### [WHAT YOU ARE ASKED TO DO]
Omit images. Retype all entries verbatim.

### [ENTRIES SUPPLIED]
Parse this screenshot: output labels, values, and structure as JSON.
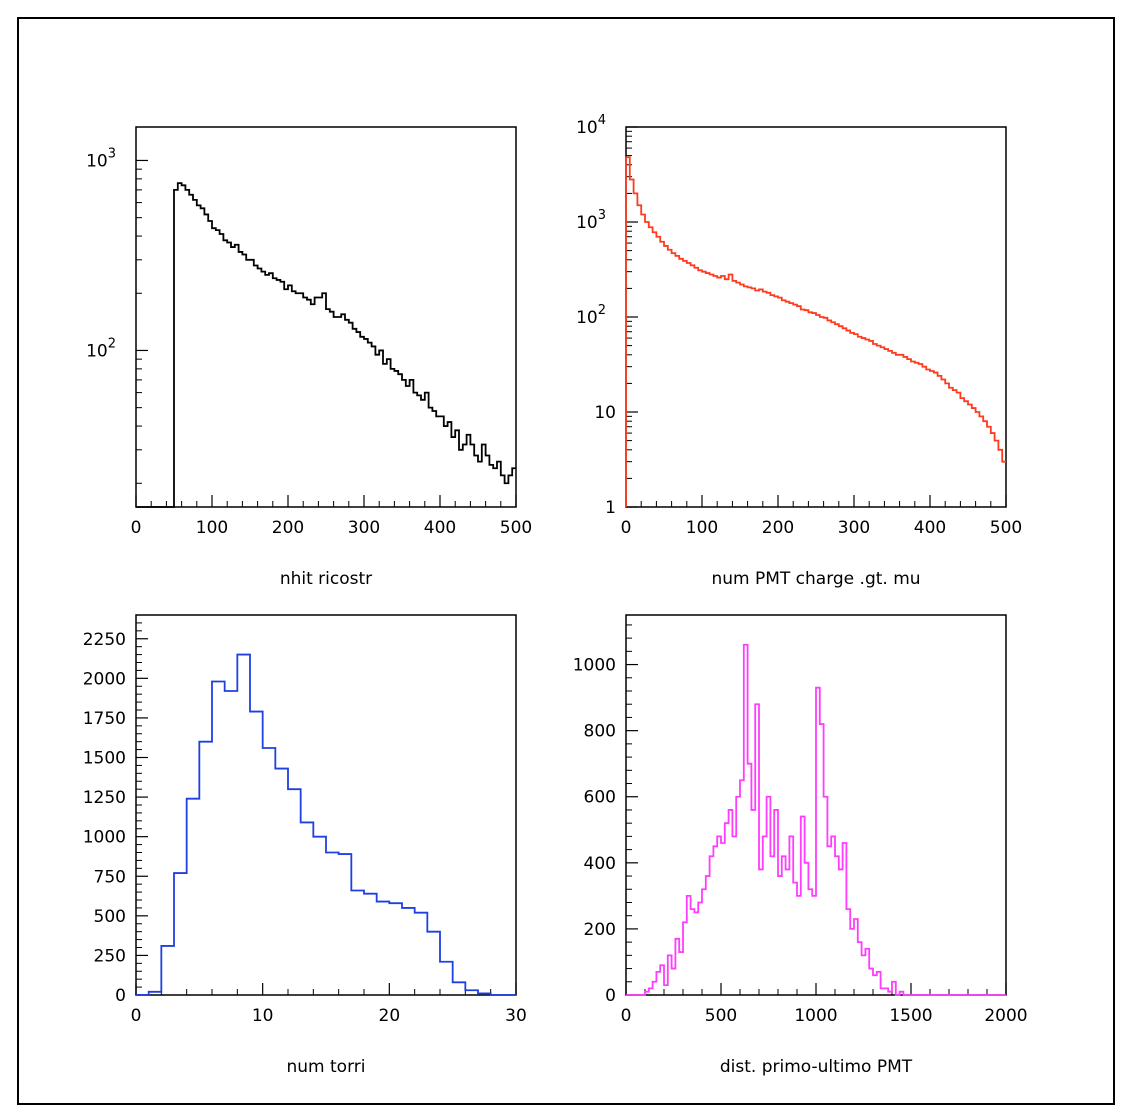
{
  "chart_data": [
    {
      "type": "histogram",
      "xlabel": "nhit ricostr",
      "ylabel": "",
      "xlim": [
        0,
        500
      ],
      "ylim": [
        15,
        1500
      ],
      "yscale": "log",
      "color": "#000000",
      "xticks": [
        0,
        100,
        200,
        300,
        400,
        500
      ],
      "xtick_labels": [
        "0",
        "100",
        "200",
        "300",
        "400",
        "500"
      ],
      "yticks": [
        100,
        1000
      ],
      "ytick_labels": [
        "10^2",
        "10^3"
      ],
      "x_start": 0,
      "bin_width": 5,
      "values": [
        0,
        0,
        0,
        0,
        0,
        0,
        0,
        0,
        0,
        0,
        700,
        760,
        740,
        700,
        660,
        620,
        580,
        560,
        520,
        480,
        440,
        430,
        410,
        380,
        370,
        350,
        360,
        330,
        320,
        300,
        300,
        280,
        270,
        260,
        250,
        255,
        240,
        235,
        230,
        210,
        220,
        205,
        200,
        200,
        190,
        185,
        175,
        190,
        190,
        200,
        165,
        160,
        150,
        150,
        155,
        145,
        140,
        130,
        125,
        118,
        115,
        110,
        105,
        95,
        100,
        85,
        90,
        80,
        78,
        75,
        70,
        65,
        70,
        60,
        58,
        55,
        60,
        50,
        48,
        45,
        45,
        40,
        42,
        35,
        38,
        30,
        32,
        36,
        32,
        28,
        26,
        32,
        28,
        25,
        24,
        26,
        22,
        20,
        22,
        24
      ]
    },
    {
      "type": "histogram",
      "xlabel": "num PMT charge .gt. mu",
      "ylabel": "",
      "xlim": [
        0,
        500
      ],
      "ylim": [
        1,
        10000
      ],
      "yscale": "log",
      "color": "#ff3b1f",
      "xticks": [
        0,
        100,
        200,
        300,
        400,
        500
      ],
      "xtick_labels": [
        "0",
        "100",
        "200",
        "300",
        "400",
        "500"
      ],
      "yticks": [
        1,
        10,
        100,
        1000,
        10000
      ],
      "ytick_labels": [
        "1",
        "10",
        "10^2",
        "10^3",
        "10^4"
      ],
      "x_start": 0,
      "bin_width": 5,
      "values": [
        4800,
        2800,
        2000,
        1500,
        1200,
        1000,
        880,
        780,
        700,
        620,
        560,
        510,
        470,
        440,
        410,
        390,
        370,
        350,
        330,
        310,
        300,
        290,
        280,
        270,
        260,
        270,
        250,
        280,
        240,
        230,
        220,
        210,
        205,
        200,
        190,
        195,
        185,
        180,
        170,
        165,
        160,
        150,
        145,
        140,
        135,
        130,
        120,
        118,
        112,
        110,
        105,
        100,
        98,
        92,
        88,
        84,
        80,
        76,
        72,
        68,
        66,
        62,
        60,
        58,
        56,
        52,
        50,
        48,
        46,
        44,
        42,
        40,
        40,
        38,
        36,
        34,
        33,
        32,
        30,
        28,
        27,
        26,
        24,
        22,
        20,
        18,
        17,
        16,
        14,
        13,
        12,
        11,
        10,
        9,
        8,
        7,
        6,
        5,
        4,
        3
      ]
    },
    {
      "type": "histogram",
      "xlabel": "num torri",
      "ylabel": "",
      "xlim": [
        0,
        30
      ],
      "ylim": [
        0,
        2400
      ],
      "yscale": "linear",
      "color": "#1f40e0",
      "xticks": [
        0,
        10,
        20,
        30
      ],
      "xtick_labels": [
        "0",
        "10",
        "20",
        "30"
      ],
      "yticks": [
        0,
        250,
        500,
        750,
        1000,
        1250,
        1500,
        1750,
        2000,
        2250
      ],
      "ytick_labels": [
        "0",
        "250",
        "500",
        "750",
        "1000",
        "1250",
        "1500",
        "1750",
        "2000",
        "2250"
      ],
      "x_start": 0,
      "bin_width": 1,
      "values": [
        0,
        20,
        310,
        770,
        1240,
        1600,
        1980,
        1920,
        2150,
        1790,
        1560,
        1430,
        1300,
        1090,
        1000,
        900,
        890,
        660,
        640,
        590,
        580,
        550,
        520,
        400,
        210,
        80,
        30,
        10,
        0,
        0
      ]
    },
    {
      "type": "histogram",
      "xlabel": "dist. primo-ultimo PMT",
      "ylabel": "",
      "xlim": [
        0,
        2000
      ],
      "ylim": [
        0,
        1150
      ],
      "yscale": "linear",
      "color": "#ff3cff",
      "xticks": [
        0,
        500,
        1000,
        1500,
        2000
      ],
      "xtick_labels": [
        "0",
        "500",
        "1000",
        "1500",
        "2000"
      ],
      "yticks": [
        0,
        200,
        400,
        600,
        800,
        1000
      ],
      "ytick_labels": [
        "0",
        "200",
        "400",
        "600",
        "800",
        "1000"
      ],
      "x_start": 0,
      "bin_width": 20,
      "values": [
        0,
        0,
        0,
        0,
        0,
        10,
        20,
        40,
        70,
        90,
        30,
        120,
        80,
        170,
        130,
        220,
        300,
        260,
        250,
        280,
        320,
        360,
        420,
        450,
        480,
        460,
        520,
        560,
        480,
        600,
        650,
        1060,
        700,
        560,
        880,
        380,
        480,
        600,
        420,
        560,
        360,
        420,
        380,
        480,
        340,
        300,
        540,
        400,
        320,
        300,
        930,
        820,
        600,
        450,
        480,
        420,
        380,
        460,
        260,
        200,
        230,
        160,
        120,
        140,
        80,
        60,
        70,
        20,
        20,
        10,
        40,
        0,
        10,
        0,
        0,
        0,
        0,
        0,
        0,
        0,
        0,
        0,
        0,
        0,
        0,
        0,
        0,
        0,
        0,
        0,
        0,
        0,
        0,
        0,
        0,
        0,
        0,
        0,
        0,
        0
      ]
    }
  ]
}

### [THE RESPONSE]
Parse this screenshot: output labels, values, and structure as JSON.
{
  "chart_data": [
    {
      "type": "histogram",
      "xlabel": "nhit ricostr",
      "ylabel": "",
      "xlim": [
        0,
        500
      ],
      "ylim": [
        15,
        1500
      ],
      "yscale": "log",
      "color": "#000000",
      "xticks": [
        0,
        100,
        200,
        300,
        400,
        500
      ],
      "xtick_labels": [
        "0",
        "100",
        "200",
        "300",
        "400",
        "500"
      ],
      "yticks": [
        100,
        1000
      ],
      "ytick_labels": [
        "10^2",
        "10^3"
      ],
      "x_start": 0,
      "bin_width": 5,
      "values": [
        0,
        0,
        0,
        0,
        0,
        0,
        0,
        0,
        0,
        0,
        700,
        760,
        740,
        700,
        660,
        620,
        580,
        560,
        520,
        480,
        440,
        430,
        410,
        380,
        370,
        350,
        360,
        330,
        320,
        300,
        300,
        280,
        270,
        260,
        250,
        255,
        240,
        235,
        230,
        210,
        220,
        205,
        200,
        200,
        190,
        185,
        175,
        190,
        190,
        200,
        165,
        160,
        150,
        150,
        155,
        145,
        140,
        130,
        125,
        118,
        115,
        110,
        105,
        95,
        100,
        85,
        90,
        80,
        78,
        75,
        70,
        65,
        70,
        60,
        58,
        55,
        60,
        50,
        48,
        45,
        45,
        40,
        42,
        35,
        38,
        30,
        32,
        36,
        32,
        28,
        26,
        32,
        28,
        25,
        24,
        26,
        22,
        20,
        22,
        24
      ]
    },
    {
      "type": "histogram",
      "xlabel": "num PMT charge .gt. mu",
      "ylabel": "",
      "xlim": [
        0,
        500
      ],
      "ylim": [
        1,
        10000
      ],
      "yscale": "log",
      "color": "#ff3b1f",
      "xticks": [
        0,
        100,
        200,
        300,
        400,
        500
      ],
      "xtick_labels": [
        "0",
        "100",
        "200",
        "300",
        "400",
        "500"
      ],
      "yticks": [
        1,
        10,
        100,
        1000,
        10000
      ],
      "ytick_labels": [
        "1",
        "10",
        "10^2",
        "10^3",
        "10^4"
      ],
      "x_start": 0,
      "bin_width": 5,
      "values": [
        4800,
        2800,
        2000,
        1500,
        1200,
        1000,
        880,
        780,
        700,
        620,
        560,
        510,
        470,
        440,
        410,
        390,
        370,
        350,
        330,
        310,
        300,
        290,
        280,
        270,
        260,
        270,
        250,
        280,
        240,
        230,
        220,
        210,
        205,
        200,
        190,
        195,
        185,
        180,
        170,
        165,
        160,
        150,
        145,
        140,
        135,
        130,
        120,
        118,
        112,
        110,
        105,
        100,
        98,
        92,
        88,
        84,
        80,
        76,
        72,
        68,
        66,
        62,
        60,
        58,
        56,
        52,
        50,
        48,
        46,
        44,
        42,
        40,
        40,
        38,
        36,
        34,
        33,
        32,
        30,
        28,
        27,
        26,
        24,
        22,
        20,
        18,
        17,
        16,
        14,
        13,
        12,
        11,
        10,
        9,
        8,
        7,
        6,
        5,
        4,
        3
      ]
    },
    {
      "type": "histogram",
      "xlabel": "num torri",
      "ylabel": "",
      "xlim": [
        0,
        30
      ],
      "ylim": [
        0,
        2400
      ],
      "yscale": "linear",
      "color": "#1f40e0",
      "xticks": [
        0,
        10,
        20,
        30
      ],
      "xtick_labels": [
        "0",
        "10",
        "20",
        "30"
      ],
      "yticks": [
        0,
        250,
        500,
        750,
        1000,
        1250,
        1500,
        1750,
        2000,
        2250
      ],
      "ytick_labels": [
        "0",
        "250",
        "500",
        "750",
        "1000",
        "1250",
        "1500",
        "1750",
        "2000",
        "2250"
      ],
      "x_start": 0,
      "bin_width": 1,
      "values": [
        0,
        20,
        310,
        770,
        1240,
        1600,
        1980,
        1920,
        2150,
        1790,
        1560,
        1430,
        1300,
        1090,
        1000,
        900,
        890,
        660,
        640,
        590,
        580,
        550,
        520,
        400,
        210,
        80,
        30,
        10,
        0,
        0
      ]
    },
    {
      "type": "histogram",
      "xlabel": "dist. primo-ultimo PMT",
      "ylabel": "",
      "xlim": [
        0,
        2000
      ],
      "ylim": [
        0,
        1150
      ],
      "yscale": "linear",
      "color": "#ff3cff",
      "xticks": [
        0,
        500,
        1000,
        1500,
        2000
      ],
      "xtick_labels": [
        "0",
        "500",
        "1000",
        "1500",
        "2000"
      ],
      "yticks": [
        0,
        200,
        400,
        600,
        800,
        1000
      ],
      "ytick_labels": [
        "0",
        "200",
        "400",
        "600",
        "800",
        "1000"
      ],
      "x_start": 0,
      "bin_width": 20,
      "values": [
        0,
        0,
        0,
        0,
        0,
        10,
        20,
        40,
        70,
        90,
        30,
        120,
        80,
        170,
        130,
        220,
        300,
        260,
        250,
        280,
        320,
        360,
        420,
        450,
        480,
        460,
        520,
        560,
        480,
        600,
        650,
        1060,
        700,
        560,
        880,
        380,
        480,
        600,
        420,
        560,
        360,
        420,
        380,
        480,
        340,
        300,
        540,
        400,
        320,
        300,
        930,
        820,
        600,
        450,
        480,
        420,
        380,
        460,
        260,
        200,
        230,
        160,
        120,
        140,
        80,
        60,
        70,
        20,
        20,
        10,
        40,
        0,
        10,
        0,
        0,
        0,
        0,
        0,
        0,
        0,
        0,
        0,
        0,
        0,
        0,
        0,
        0,
        0,
        0,
        0,
        0,
        0,
        0,
        0,
        0,
        0,
        0,
        0,
        0,
        0
      ]
    }
  ]
}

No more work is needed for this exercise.